Extracted data entries:
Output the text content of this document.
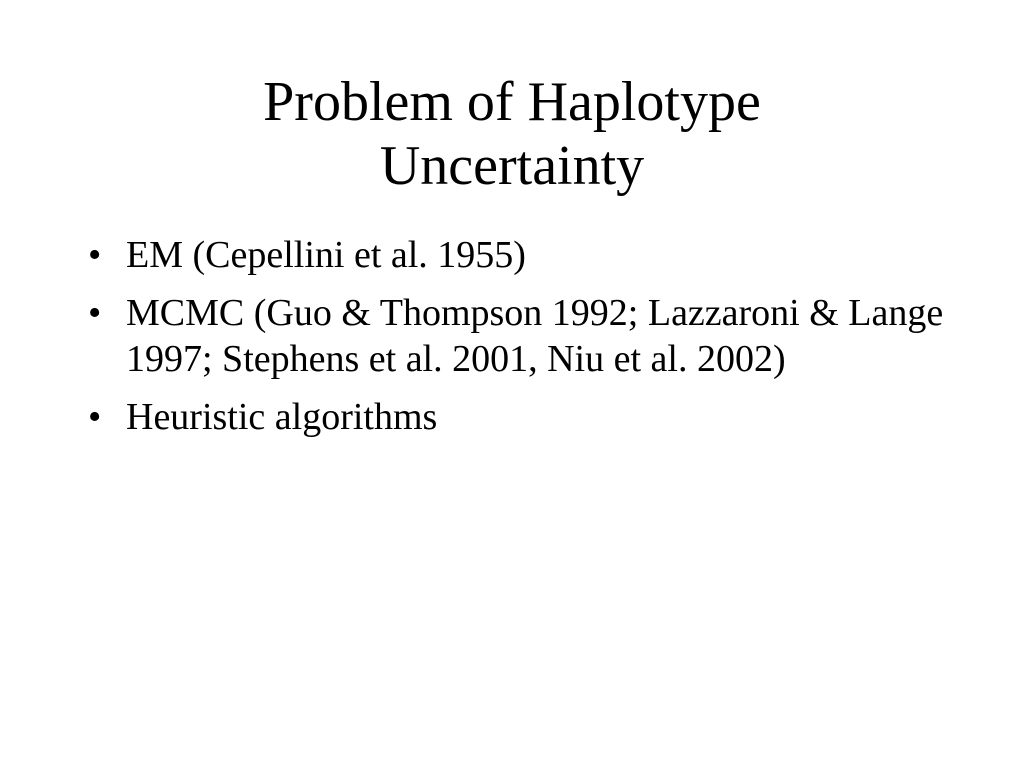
Problem of Haplotype
Uncertainty
• EM (Cepellini et al. 1955)
• MCMC (Guo & Thompson 1992; Lazzaroni & Lange 1997; Stephens et al. 2001, Niu et al. 2002)
• Heuristic algorithms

Goal: Output the records above exactly as they are, leaving out the pictures.

Full solution:
Output the text content of this document.
Problem of Haplotype
Uncertainty
• EM (Cepellini et al. 1955)
• MCMC (Guo & Thompson 1992; Lazzaroni & Lange 1997; Stephens et al. 2001, Niu et al. 2002)
• Heuristic algorithms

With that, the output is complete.